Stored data

※ ※ ※

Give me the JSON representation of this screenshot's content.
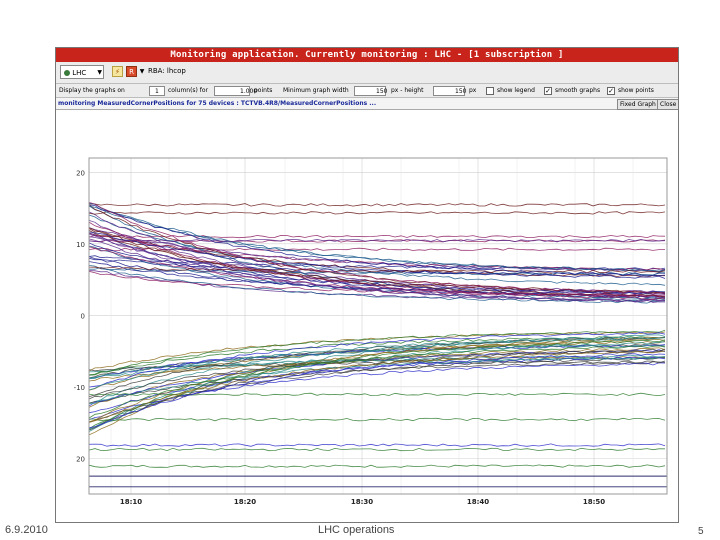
{
  "window": {
    "title": "Monitoring application. Currently monitoring : LHC - [1 subscription ]"
  },
  "toolbar": {
    "combo_value": "LHC",
    "rbac_label": "RBA: lhcop"
  },
  "options": {
    "display_label": "Display the graphs on",
    "columns_value": "1",
    "columns_label": "column(s) for",
    "points_value": "1.000",
    "points_label": "points",
    "min_width_label": "Minimum graph width",
    "min_width_value": "150",
    "height_label": "px - height",
    "height_value": "150",
    "px_label": "px",
    "show_legend_label": "show legend",
    "smooth_label": "smooth graphs",
    "show_points_label": "show points",
    "show_legend_checked": false,
    "smooth_checked": true,
    "show_points_checked": true
  },
  "subscription": {
    "description": "monitoring MeasuredCornerPositions for 75 devices : TCTVB.4R8/MeasuredCornerPositions ...",
    "fixed_graph_label": "Fixed Graph",
    "close_label": "Close"
  },
  "chart_data": {
    "type": "line",
    "y_ticks": [
      "20",
      "10",
      "0",
      "-10",
      "20"
    ],
    "x_ticks": [
      "18:10",
      "18:20",
      "18:30",
      "18:40",
      "18:50"
    ],
    "ylim": [
      -25,
      22
    ],
    "grid": true,
    "legend": "none",
    "series_count": 75,
    "series_description": "collimator jaw corner positions converging over time",
    "colors": [
      "#1a1a8c",
      "#2c7a2c",
      "#8c1a5e",
      "#2a8c8c",
      "#5a2a8c",
      "#8c6a1a",
      "#1a5a8c",
      "#3c3c3c",
      "#6a1a1a",
      "#2a2aca"
    ]
  },
  "slide": {
    "date": "6.9.2010",
    "footer": "LHC operations",
    "page": "5"
  }
}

※ ※ ※

> Exercise aim:
Write the entries above out again exactly, but not the pictures.

> Answer for the task:
Give me the JSON representation of this screenshot's content.
{
  "window": {
    "title": "Monitoring application. Currently monitoring : LHC - [1 subscription ]"
  },
  "toolbar": {
    "combo_value": "LHC",
    "rbac_label": "RBA: lhcop"
  },
  "options": {
    "display_label": "Display the graphs on",
    "columns_value": "1",
    "columns_label": "column(s) for",
    "points_value": "1.000",
    "points_label": "points",
    "min_width_label": "Minimum graph width",
    "min_width_value": "150",
    "height_label": "px - height",
    "height_value": "150",
    "px_label": "px",
    "show_legend_label": "show legend",
    "smooth_label": "smooth graphs",
    "show_points_label": "show points",
    "show_legend_checked": false,
    "smooth_checked": true,
    "show_points_checked": true
  },
  "subscription": {
    "description": "monitoring MeasuredCornerPositions for 75 devices : TCTVB.4R8/MeasuredCornerPositions ...",
    "fixed_graph_label": "Fixed Graph",
    "close_label": "Close"
  },
  "chart_data": {
    "type": "line",
    "y_ticks": [
      "20",
      "10",
      "0",
      "-10",
      "20"
    ],
    "x_ticks": [
      "18:10",
      "18:20",
      "18:30",
      "18:40",
      "18:50"
    ],
    "ylim": [
      -25,
      22
    ],
    "grid": true,
    "legend": "none",
    "series_count": 75,
    "series_description": "collimator jaw corner positions converging over time",
    "colors": [
      "#1a1a8c",
      "#2c7a2c",
      "#8c1a5e",
      "#2a8c8c",
      "#5a2a8c",
      "#8c6a1a",
      "#1a5a8c",
      "#3c3c3c",
      "#6a1a1a",
      "#2a2aca"
    ]
  },
  "slide": {
    "date": "6.9.2010",
    "footer": "LHC operations",
    "page": "5"
  }
}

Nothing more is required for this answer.